- [Dataset items]:
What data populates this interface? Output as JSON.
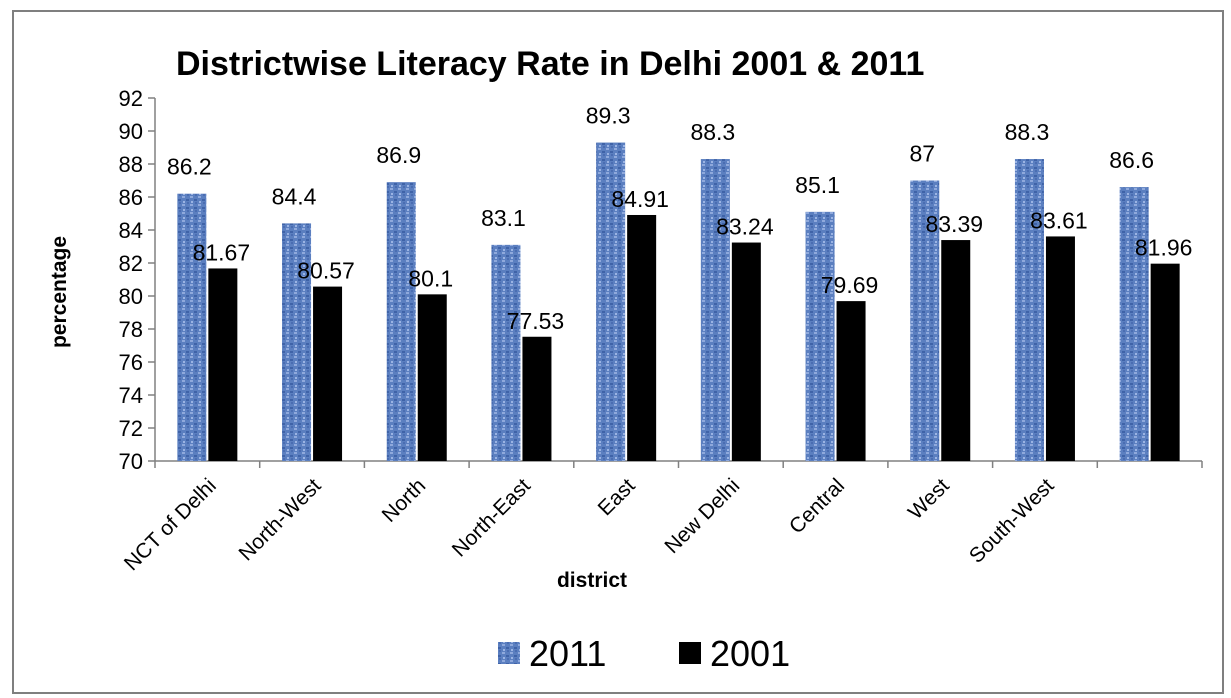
{
  "chart_data": {
    "type": "bar",
    "title": "Districtwise Literacy Rate in Delhi 2001 & 2011",
    "xlabel": "district",
    "ylabel": "percentage",
    "ylim": [
      70,
      92
    ],
    "yticks": [
      70,
      72,
      74,
      76,
      78,
      80,
      82,
      84,
      86,
      88,
      90,
      92
    ],
    "categories": [
      "NCT of Delhi",
      "North-West",
      "North",
      "North-East",
      "East",
      "New Delhi",
      "Central",
      "West",
      "South-West",
      ""
    ],
    "series": [
      {
        "name": "2011",
        "color": "#5b7fc0",
        "values": [
          86.2,
          84.4,
          86.9,
          83.1,
          89.3,
          88.3,
          85.1,
          87,
          88.3,
          86.6
        ],
        "labels": [
          "86.2",
          "84.4",
          "86.9",
          "83.1",
          "89.3",
          "88.3",
          "85.1",
          "87",
          "88.3",
          "86.6"
        ]
      },
      {
        "name": "2001",
        "color": "#000000",
        "values": [
          81.67,
          80.57,
          80.1,
          77.53,
          84.91,
          83.24,
          79.69,
          83.39,
          83.61,
          81.96
        ],
        "labels": [
          "81.67",
          "80.57",
          "80.1",
          "77.53",
          "84.91",
          "83.24",
          "79.69",
          "83.39",
          "83.61",
          "81.96"
        ]
      }
    ],
    "grid": false,
    "legend_position": "bottom"
  }
}
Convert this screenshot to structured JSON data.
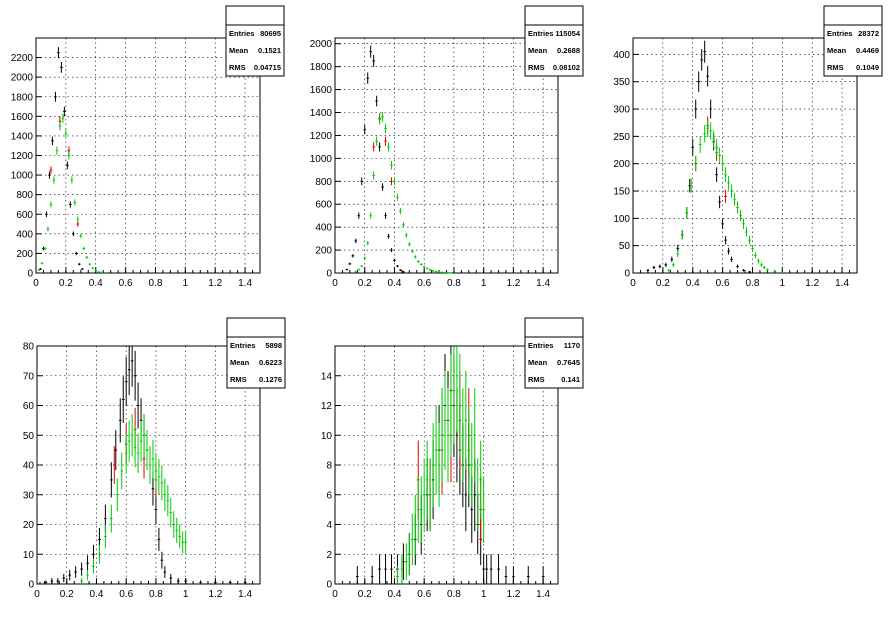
{
  "chart_data": [
    {
      "type": "scatter",
      "xlim": [
        0,
        1.5
      ],
      "ylim": [
        0,
        2400
      ],
      "x_ticks": [
        "0",
        "0.2",
        "0.4",
        "0.6",
        "0.8",
        "1",
        "1.2",
        "1.4"
      ],
      "y_ticks": [
        "0",
        "200",
        "400",
        "600",
        "800",
        "1000",
        "1200",
        "1400",
        "1600",
        "1800",
        "2000",
        "2200"
      ],
      "grid": true,
      "stats": [
        {
          "label": "Entries",
          "value": "80695"
        },
        {
          "label": "Mean",
          "value": "0.1521"
        },
        {
          "label": "RMS",
          "value": "0.04715"
        }
      ],
      "series": [
        {
          "color": "#000000",
          "x": [
            0.03,
            0.05,
            0.07,
            0.09,
            0.11,
            0.13,
            0.15,
            0.17,
            0.19,
            0.21,
            0.23,
            0.25,
            0.27,
            0.29,
            0.31
          ],
          "y": [
            40,
            250,
            600,
            1000,
            1350,
            1800,
            2250,
            2100,
            1650,
            1100,
            700,
            400,
            200,
            90,
            40
          ]
        },
        {
          "color": "#dd0000",
          "x": [
            0.1,
            0.16,
            0.22,
            0.28
          ],
          "y": [
            1050,
            1550,
            1250,
            500
          ]
        },
        {
          "color": "#00cc00",
          "x": [
            0.02,
            0.04,
            0.06,
            0.08,
            0.1,
            0.12,
            0.14,
            0.16,
            0.18,
            0.2,
            0.22,
            0.24,
            0.26,
            0.28,
            0.3,
            0.32,
            0.34,
            0.36,
            0.38,
            0.4,
            0.42,
            0.44
          ],
          "y": [
            30,
            100,
            250,
            450,
            700,
            950,
            1250,
            1500,
            1580,
            1420,
            1200,
            950,
            720,
            550,
            380,
            250,
            160,
            90,
            50,
            25,
            10,
            5
          ]
        }
      ]
    },
    {
      "type": "scatter",
      "xlim": [
        0,
        1.5
      ],
      "ylim": [
        0,
        2050
      ],
      "x_ticks": [
        "0",
        "0.2",
        "0.4",
        "0.6",
        "0.8",
        "1",
        "1.2",
        "1.4"
      ],
      "y_ticks": [
        "0",
        "200",
        "400",
        "600",
        "800",
        "1000",
        "1200",
        "1400",
        "1600",
        "1800",
        "2000"
      ],
      "grid": true,
      "stats": [
        {
          "label": "Entries",
          "value": "115054"
        },
        {
          "label": "Mean",
          "value": "0.2688"
        },
        {
          "label": "RMS",
          "value": "0.08102"
        }
      ],
      "series": [
        {
          "color": "#000000",
          "x": [
            0.08,
            0.1,
            0.12,
            0.14,
            0.16,
            0.18,
            0.2,
            0.22,
            0.24,
            0.26,
            0.28,
            0.3,
            0.32,
            0.34,
            0.36,
            0.38,
            0.4,
            0.42,
            0.44,
            0.46
          ],
          "y": [
            30,
            80,
            150,
            280,
            500,
            800,
            1250,
            1700,
            1930,
            1850,
            1500,
            1100,
            750,
            500,
            320,
            200,
            110,
            60,
            25,
            10
          ]
        },
        {
          "color": "#dd0000",
          "x": [
            0.26,
            0.3,
            0.34,
            0.38
          ],
          "y": [
            1100,
            1350,
            1150,
            800
          ]
        },
        {
          "color": "#00cc00",
          "x": [
            0.14,
            0.16,
            0.18,
            0.2,
            0.22,
            0.24,
            0.26,
            0.28,
            0.3,
            0.32,
            0.34,
            0.36,
            0.38,
            0.4,
            0.42,
            0.44,
            0.46,
            0.48,
            0.5,
            0.52,
            0.54,
            0.56,
            0.58,
            0.6,
            0.62,
            0.64,
            0.66,
            0.68,
            0.7,
            0.72,
            0.74,
            0.76,
            0.78
          ],
          "y": [
            10,
            30,
            60,
            130,
            260,
            500,
            850,
            1150,
            1340,
            1360,
            1260,
            1100,
            940,
            800,
            660,
            540,
            420,
            330,
            250,
            190,
            140,
            100,
            75,
            55,
            40,
            28,
            18,
            12,
            8,
            5,
            3,
            2,
            1
          ]
        }
      ]
    },
    {
      "type": "scatter",
      "xlim": [
        0,
        1.5
      ],
      "ylim": [
        0,
        430
      ],
      "x_ticks": [
        "0",
        "0.2",
        "0.4",
        "0.6",
        "0.8",
        "1",
        "1.2",
        "1.4"
      ],
      "y_ticks": [
        "0",
        "50",
        "100",
        "150",
        "200",
        "250",
        "300",
        "350",
        "400"
      ],
      "grid": true,
      "stats": [
        {
          "label": "Entries",
          "value": "28372"
        },
        {
          "label": "Mean",
          "value": "0.4469"
        },
        {
          "label": "RMS",
          "value": "0.1049"
        }
      ],
      "series": [
        {
          "color": "#000000",
          "x": [
            0.1,
            0.14,
            0.18,
            0.22,
            0.26,
            0.3,
            0.33,
            0.36,
            0.38,
            0.4,
            0.42,
            0.44,
            0.46,
            0.48,
            0.5,
            0.52,
            0.54,
            0.56,
            0.58,
            0.6,
            0.62,
            0.64,
            0.66,
            0.7,
            0.74,
            0.78
          ],
          "y": [
            5,
            10,
            12,
            15,
            25,
            45,
            70,
            110,
            160,
            230,
            300,
            350,
            390,
            405,
            360,
            300,
            240,
            180,
            130,
            90,
            60,
            40,
            25,
            12,
            5,
            2
          ]
        },
        {
          "color": "#dd0000",
          "x": [
            0.42,
            0.5,
            0.56,
            0.62
          ],
          "y": [
            200,
            270,
            220,
            140
          ]
        },
        {
          "color": "#00cc00",
          "x": [
            0.24,
            0.27,
            0.3,
            0.33,
            0.36,
            0.39,
            0.42,
            0.45,
            0.48,
            0.5,
            0.52,
            0.54,
            0.56,
            0.58,
            0.6,
            0.62,
            0.64,
            0.66,
            0.68,
            0.7,
            0.72,
            0.74,
            0.76,
            0.78,
            0.8,
            0.82,
            0.84,
            0.86,
            0.88,
            0.9,
            0.95,
            1.0
          ],
          "y": [
            5,
            15,
            35,
            70,
            110,
            160,
            200,
            235,
            255,
            265,
            260,
            245,
            230,
            215,
            200,
            180,
            165,
            150,
            135,
            120,
            105,
            90,
            75,
            60,
            45,
            32,
            22,
            15,
            10,
            6,
            3,
            1
          ]
        }
      ]
    },
    {
      "type": "scatter",
      "xlim": [
        0,
        1.5
      ],
      "ylim": [
        0,
        80
      ],
      "x_ticks": [
        "0",
        "0.2",
        "0.4",
        "0.6",
        "0.8",
        "1",
        "1.2",
        "1.4"
      ],
      "y_ticks": [
        "0",
        "10",
        "20",
        "30",
        "40",
        "50",
        "60",
        "70",
        "80"
      ],
      "grid": true,
      "stats": [
        {
          "label": "Entries",
          "value": "5898"
        },
        {
          "label": "Mean",
          "value": "0.6223"
        },
        {
          "label": "RMS",
          "value": "0.1276"
        }
      ],
      "series": [
        {
          "color": "#000000",
          "x": [
            0.02,
            0.06,
            0.1,
            0.14,
            0.18,
            0.22,
            0.26,
            0.3,
            0.34,
            0.38,
            0.42,
            0.46,
            0.5,
            0.53,
            0.56,
            0.58,
            0.6,
            0.62,
            0.64,
            0.66,
            0.68,
            0.7,
            0.72,
            0.74,
            0.76,
            0.78,
            0.8,
            0.82,
            0.84,
            0.86,
            0.9,
            0.95,
            1.0,
            1.1,
            1.2,
            1.3,
            1.4
          ],
          "y": [
            0,
            0.5,
            1,
            1,
            2,
            3,
            4,
            5,
            7,
            10,
            15,
            22,
            35,
            45,
            55,
            62,
            68,
            72,
            75,
            70,
            60,
            55,
            50,
            45,
            40,
            32,
            25,
            15,
            8,
            4,
            2,
            1,
            1,
            0.5,
            0.5,
            0.5,
            0.5
          ]
        },
        {
          "color": "#dd0000",
          "x": [
            0.52,
            0.6,
            0.66,
            0.72,
            0.8
          ],
          "y": [
            40,
            47,
            52,
            42,
            35
          ]
        },
        {
          "color": "#00cc00",
          "x": [
            0.3,
            0.34,
            0.38,
            0.42,
            0.46,
            0.5,
            0.54,
            0.57,
            0.6,
            0.62,
            0.64,
            0.66,
            0.68,
            0.7,
            0.72,
            0.74,
            0.76,
            0.78,
            0.8,
            0.82,
            0.84,
            0.86,
            0.88,
            0.9,
            0.92,
            0.94,
            0.96,
            0.98,
            1.0
          ],
          "y": [
            1,
            3,
            6,
            10,
            16,
            22,
            30,
            38,
            44,
            48,
            50,
            46,
            44,
            48,
            50,
            45,
            40,
            42,
            38,
            36,
            34,
            30,
            28,
            24,
            20,
            18,
            16,
            14,
            14
          ]
        }
      ]
    },
    {
      "type": "scatter",
      "xlim": [
        0,
        1.5
      ],
      "ylim": [
        0,
        16
      ],
      "x_ticks": [
        "0",
        "0.2",
        "0.4",
        "0.6",
        "0.8",
        "1",
        "1.2",
        "1.4"
      ],
      "y_ticks": [
        "0",
        "2",
        "4",
        "6",
        "8",
        "10",
        "12",
        "14"
      ],
      "grid": true,
      "stats": [
        {
          "label": "Entries",
          "value": "1170"
        },
        {
          "label": "Mean",
          "value": "0.7645"
        },
        {
          "label": "RMS",
          "value": "0.141"
        }
      ],
      "series": [
        {
          "color": "#000000",
          "x": [
            0.15,
            0.25,
            0.3,
            0.34,
            0.38,
            0.42,
            0.46,
            0.5,
            0.54,
            0.58,
            0.62,
            0.66,
            0.7,
            0.72,
            0.74,
            0.76,
            0.78,
            0.8,
            0.82,
            0.84,
            0.86,
            0.88,
            0.9,
            0.92,
            0.94,
            0.96,
            0.98,
            1.0,
            1.02,
            1.05,
            1.1,
            1.15,
            1.2,
            1.3,
            1.4
          ],
          "y": [
            0.5,
            0.5,
            1,
            1,
            1,
            1,
            1.5,
            2,
            3,
            4,
            6,
            7,
            9,
            10,
            12,
            11,
            13,
            12,
            10,
            9,
            8,
            6,
            8,
            5,
            6,
            4,
            3,
            1,
            1,
            1,
            1,
            0.5,
            0.5,
            0.5,
            0.5
          ]
        },
        {
          "color": "#dd0000",
          "x": [
            0.56,
            0.64,
            0.72,
            0.78,
            0.84,
            0.9,
            0.98
          ],
          "y": [
            7,
            6,
            9,
            10,
            11,
            10,
            5
          ]
        },
        {
          "color": "#00cc00",
          "x": [
            0.42,
            0.45,
            0.48,
            0.5,
            0.52,
            0.54,
            0.56,
            0.58,
            0.6,
            0.62,
            0.64,
            0.66,
            0.68,
            0.7,
            0.72,
            0.74,
            0.76,
            0.78,
            0.8,
            0.82,
            0.84,
            0.86,
            0.88,
            0.9,
            0.92,
            0.94,
            0.96,
            0.98,
            1.0
          ],
          "y": [
            0.5,
            1,
            1.5,
            2,
            3,
            4,
            5,
            5,
            6,
            7,
            6,
            8,
            9,
            8,
            10,
            11,
            10,
            12,
            13,
            14,
            12,
            10,
            11,
            9,
            8,
            10,
            6,
            7,
            5
          ]
        }
      ]
    }
  ]
}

- [To do]:
Identify the lines that contain the string "Delhi", and copy every one of them.

- [Correct answer]:
    "title": "Districtwise Literacy Rate in Delhi 2001 & 2011",
      "NCT of Delhi",
      "New Delhi",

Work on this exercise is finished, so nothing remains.